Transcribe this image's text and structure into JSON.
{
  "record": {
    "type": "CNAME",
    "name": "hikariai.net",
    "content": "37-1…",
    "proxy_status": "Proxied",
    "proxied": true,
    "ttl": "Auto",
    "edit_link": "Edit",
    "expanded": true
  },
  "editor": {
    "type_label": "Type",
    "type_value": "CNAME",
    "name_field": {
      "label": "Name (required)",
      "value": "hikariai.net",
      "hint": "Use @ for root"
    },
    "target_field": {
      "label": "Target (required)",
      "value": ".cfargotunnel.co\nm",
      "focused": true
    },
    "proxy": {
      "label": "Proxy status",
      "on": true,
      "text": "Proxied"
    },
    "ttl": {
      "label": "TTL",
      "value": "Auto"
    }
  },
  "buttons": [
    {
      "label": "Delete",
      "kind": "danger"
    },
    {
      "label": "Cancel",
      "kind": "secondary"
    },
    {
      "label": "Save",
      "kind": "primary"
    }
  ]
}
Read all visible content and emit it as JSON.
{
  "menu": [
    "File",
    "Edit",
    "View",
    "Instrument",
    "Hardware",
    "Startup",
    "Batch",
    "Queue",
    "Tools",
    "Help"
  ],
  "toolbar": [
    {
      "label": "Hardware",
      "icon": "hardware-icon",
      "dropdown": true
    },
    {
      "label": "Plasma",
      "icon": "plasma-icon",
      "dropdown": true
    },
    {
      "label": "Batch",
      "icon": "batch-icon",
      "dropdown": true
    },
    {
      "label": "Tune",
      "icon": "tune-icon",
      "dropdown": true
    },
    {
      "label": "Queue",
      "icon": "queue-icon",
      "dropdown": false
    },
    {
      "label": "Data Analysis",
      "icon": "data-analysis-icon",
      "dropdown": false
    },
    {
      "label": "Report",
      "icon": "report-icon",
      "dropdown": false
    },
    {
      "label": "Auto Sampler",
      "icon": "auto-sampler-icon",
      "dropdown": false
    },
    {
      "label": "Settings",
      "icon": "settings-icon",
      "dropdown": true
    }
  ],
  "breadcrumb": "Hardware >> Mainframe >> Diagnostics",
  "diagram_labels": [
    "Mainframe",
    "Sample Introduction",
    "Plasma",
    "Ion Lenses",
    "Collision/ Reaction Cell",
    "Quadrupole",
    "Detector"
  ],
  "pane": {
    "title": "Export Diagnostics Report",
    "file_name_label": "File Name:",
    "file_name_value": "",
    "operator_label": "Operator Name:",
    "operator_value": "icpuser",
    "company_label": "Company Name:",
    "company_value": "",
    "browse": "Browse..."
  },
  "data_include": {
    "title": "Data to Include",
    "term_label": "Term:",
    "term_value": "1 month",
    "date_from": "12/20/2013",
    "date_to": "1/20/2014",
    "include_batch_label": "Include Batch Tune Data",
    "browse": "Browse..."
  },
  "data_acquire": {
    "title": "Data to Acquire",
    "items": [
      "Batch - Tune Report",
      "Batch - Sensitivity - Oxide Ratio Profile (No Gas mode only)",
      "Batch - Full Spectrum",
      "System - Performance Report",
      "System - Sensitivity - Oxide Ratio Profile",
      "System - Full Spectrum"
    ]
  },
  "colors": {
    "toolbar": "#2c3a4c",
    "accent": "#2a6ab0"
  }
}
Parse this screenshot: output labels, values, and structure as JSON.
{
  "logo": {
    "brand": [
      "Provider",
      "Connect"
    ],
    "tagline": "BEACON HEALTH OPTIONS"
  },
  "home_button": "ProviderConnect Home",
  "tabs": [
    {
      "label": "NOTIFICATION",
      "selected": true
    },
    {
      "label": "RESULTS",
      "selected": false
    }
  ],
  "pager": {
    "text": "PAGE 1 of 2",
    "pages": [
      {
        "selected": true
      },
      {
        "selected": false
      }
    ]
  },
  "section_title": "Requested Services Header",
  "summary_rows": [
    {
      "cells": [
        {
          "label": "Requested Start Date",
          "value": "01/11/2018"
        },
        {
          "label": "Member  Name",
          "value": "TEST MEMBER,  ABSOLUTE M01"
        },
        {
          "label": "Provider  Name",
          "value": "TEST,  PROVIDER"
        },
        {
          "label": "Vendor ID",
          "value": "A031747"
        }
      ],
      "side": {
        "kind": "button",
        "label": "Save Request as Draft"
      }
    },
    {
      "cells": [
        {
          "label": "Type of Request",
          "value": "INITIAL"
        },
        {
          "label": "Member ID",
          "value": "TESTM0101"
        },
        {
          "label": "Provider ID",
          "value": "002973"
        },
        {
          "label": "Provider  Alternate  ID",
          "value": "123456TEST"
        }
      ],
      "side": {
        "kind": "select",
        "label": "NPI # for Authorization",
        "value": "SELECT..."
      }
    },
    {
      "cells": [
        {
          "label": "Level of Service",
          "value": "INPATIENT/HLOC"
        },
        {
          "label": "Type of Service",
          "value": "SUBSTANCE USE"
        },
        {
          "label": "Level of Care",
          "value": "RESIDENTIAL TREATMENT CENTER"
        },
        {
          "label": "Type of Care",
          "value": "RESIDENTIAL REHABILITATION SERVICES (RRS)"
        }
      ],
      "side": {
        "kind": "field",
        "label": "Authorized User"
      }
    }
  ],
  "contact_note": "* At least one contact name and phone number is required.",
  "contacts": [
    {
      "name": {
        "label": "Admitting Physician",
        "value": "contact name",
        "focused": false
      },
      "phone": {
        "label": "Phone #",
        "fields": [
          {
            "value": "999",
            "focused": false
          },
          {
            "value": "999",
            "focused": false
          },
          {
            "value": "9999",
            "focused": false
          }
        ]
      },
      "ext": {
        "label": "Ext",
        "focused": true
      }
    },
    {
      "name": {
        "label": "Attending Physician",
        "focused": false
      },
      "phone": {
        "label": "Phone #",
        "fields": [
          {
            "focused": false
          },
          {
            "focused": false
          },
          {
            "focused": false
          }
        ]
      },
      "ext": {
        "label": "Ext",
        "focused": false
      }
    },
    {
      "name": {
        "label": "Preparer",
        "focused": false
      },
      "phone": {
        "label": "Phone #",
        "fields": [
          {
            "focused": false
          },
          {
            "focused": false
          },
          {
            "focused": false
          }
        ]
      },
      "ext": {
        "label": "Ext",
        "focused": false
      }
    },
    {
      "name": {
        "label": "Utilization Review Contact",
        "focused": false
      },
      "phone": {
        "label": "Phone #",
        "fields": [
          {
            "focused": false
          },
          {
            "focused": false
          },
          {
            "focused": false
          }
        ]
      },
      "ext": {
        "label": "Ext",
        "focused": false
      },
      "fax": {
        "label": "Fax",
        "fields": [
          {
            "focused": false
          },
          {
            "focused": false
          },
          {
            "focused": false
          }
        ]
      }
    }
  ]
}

= = = = =

Exercise requirements - Using the data above, return each line exactly as written.

Reply to the exercise -
Transcribe this image's text and structure into JSON.
{
  "record": {
    "type": "CNAME",
    "name": "hikariai.net",
    "content": "37-1…",
    "proxy_status": "Proxied",
    "proxied": true,
    "ttl": "Auto",
    "edit_link": "Edit",
    "expanded": true
  },
  "editor": {
    "type_label": "Type",
    "type_value": "CNAME",
    "name_field": {
      "label": "Name (required)",
      "value": "hikariai.net",
      "hint": "Use @ for root"
    },
    "target_field": {
      "label": "Target (required)",
      "value": ".cfargotunnel.co\nm",
      "focused": true
    },
    "proxy": {
      "label": "Proxy status",
      "on": true,
      "text": "Proxied"
    },
    "ttl": {
      "label": "TTL",
      "value": "Auto"
    }
  },
  "buttons": [
    {
      "label": "Delete",
      "kind": "danger"
    },
    {
      "label": "Cancel",
      "kind": "secondary"
    },
    {
      "label": "Save",
      "kind": "primary"
    }
  ]
}
Read all visible content and emit it as JSON.
{
  "menu": [
    "File",
    "Edit",
    "View",
    "Instrument",
    "Hardware",
    "Startup",
    "Batch",
    "Queue",
    "Tools",
    "Help"
  ],
  "toolbar": [
    {
      "label": "Hardware",
      "icon": "hardware-icon",
      "dropdown": true
    },
    {
      "label": "Plasma",
      "icon": "plasma-icon",
      "dropdown": true
    },
    {
      "label": "Batch",
      "icon": "batch-icon",
      "dropdown": true
    },
    {
      "label": "Tune",
      "icon": "tune-icon",
      "dropdown": true
    },
    {
      "label": "Queue",
      "icon": "queue-icon",
      "dropdown": false
    },
    {
      "label": "Data Analysis",
      "icon": "data-analysis-icon",
      "dropdown": false
    },
    {
      "label": "Report",
      "icon": "report-icon",
      "dropdown": false
    },
    {
      "label": "Auto Sampler",
      "icon": "auto-sampler-icon",
      "dropdown": false
    },
    {
      "label": "Settings",
      "icon": "settings-icon",
      "dropdown": true
    }
  ],
  "breadcrumb": "Hardware >> Mainframe >> Diagnostics",
  "diagram_labels": [
    "Mainframe",
    "Sample Introduction",
    "Plasma",
    "Ion Lenses",
    "Collision/ Reaction Cell",
    "Quadrupole",
    "Detector"
  ],
  "pane": {
    "title": "Export Diagnostics Report",
    "file_name_label": "File Name:",
    "file_name_value": "",
    "operator_label": "Operator Name:",
    "operator_value": "icpuser",
    "company_label": "Company Name:",
    "company_value": "",
    "browse": "Browse..."
  },
  "data_include": {
    "title": "Data to Include",
    "term_label": "Term:",
    "term_value": "1 month",
    "date_from": "12/20/2013",
    "date_to": "1/20/2014",
    "include_batch_label": "Include Batch Tune Data",
    "browse": "Browse..."
  },
  "data_acquire": {
    "title": "Data to Acquire",
    "items": [
      "Batch - Tune Report",
      "Batch - Sensitivity - Oxide Ratio Profile (No Gas mode only)",
      "Batch - Full Spectrum",
      "System - Performance Report",
      "System - Sensitivity - Oxide Ratio Profile",
      "System - Full Spectrum"
    ]
  },
  "colors": {
    "toolbar": "#2c3a4c",
    "accent": "#2a6ab0"
  }
}
Parse this screenshot: output labels, values, and structure as JSON.
{
  "logo": {
    "brand": [
      "Provider",
      "Connect"
    ],
    "tagline": "BEACON HEALTH OPTIONS"
  },
  "home_button": "ProviderConnect Home",
  "tabs": [
    {
      "label": "NOTIFICATION",
      "selected": true
    },
    {
      "label": "RESULTS",
      "selected": false
    }
  ],
  "pager": {
    "text": "PAGE 1 of 2",
    "pages": [
      {
        "selected": true
      },
      {
        "selected": false
      }
    ]
  },
  "section_title": "Requested Services Header",
  "summary_rows": [
    {
      "cells": [
        {
          "label": "Requested Start Date",
          "value": "01/11/2018"
        },
        {
          "label": "Member  Name",
          "value": "TEST MEMBER,  ABSOLUTE M01"
        },
        {
          "label": "Provider  Name",
          "value": "TEST,  PROVIDER"
        },
        {
          "label": "Vendor ID",
          "value": "A031747"
        }
      ],
      "side": {
        "kind": "button",
        "label": "Save Request as Draft"
      }
    },
    {
      "cells": [
        {
          "label": "Type of Request",
          "value": "INITIAL"
        },
        {
          "label": "Member ID",
          "value": "TESTM0101"
        },
        {
          "label": "Provider ID",
          "value": "002973"
        },
        {
          "label": "Provider  Alternate  ID",
          "value": "123456TEST"
        }
      ],
      "side": {
        "kind": "select",
        "label": "NPI # for Authorization",
        "value": "SELECT..."
      }
    },
    {
      "cells": [
        {
          "label": "Level of Service",
          "value": "INPATIENT/HLOC"
        },
        {
          "label": "Type of Service",
          "value": "SUBSTANCE USE"
        },
        {
          "label": "Level of Care",
          "value": "RESIDENTIAL TREATMENT CENTER"
        },
        {
          "label": "Type of Care",
          "value": "RESIDENTIAL REHABILITATION SERVICES (RRS)"
        }
      ],
      "side": {
        "kind": "field",
        "label": "Authorized User"
      }
    }
  ],
  "contact_note": "* At least one contact name and phone number is required.",
  "contacts": [
    {
      "name": {
        "label": "Admitting Physician",
        "value": "contact name",
        "focused": false
      },
      "phone": {
        "label": "Phone #",
        "fields": [
          {
            "value": "999",
            "focused": false
          },
          {
            "value": "999",
            "focused": false
          },
          {
            "value": "9999",
            "focused": false
          }
        ]
      },
      "ext": {
        "label": "Ext",
        "focused": true
      }
    },
    {
      "name": {
        "label": "Attending Physician",
        "focused": false
      },
      "phone": {
        "label": "Phone #",
        "fields": [
          {
            "focused": false
          },
          {
            "focused": false
          },
          {
            "focused": false
          }
        ]
      },
      "ext": {
        "label": "Ext",
        "focused": false
      }
    },
    {
      "name": {
        "label": "Preparer",
        "focused": false
      },
      "phone": {
        "label": "Phone #",
        "fields": [
          {
            "focused": false
          },
          {
            "focused": false
          },
          {
            "focused": false
          }
        ]
      },
      "ext": {
        "label": "Ext",
        "focused": false
      }
    },
    {
      "name": {
        "label": "Utilization Review Contact",
        "focused": false
      },
      "phone": {
        "label": "Phone #",
        "fields": [
          {
            "focused": false
          },
          {
            "focused": false
          },
          {
            "focused": false
          }
        ]
      },
      "ext": {
        "label": "Ext",
        "focused": false
      },
      "fax": {
        "label": "Fax",
        "fields": [
          {
            "focused": false
          },
          {
            "focused": false
          },
          {
            "focused": false
          }
        ]
      }
    }
  ]
}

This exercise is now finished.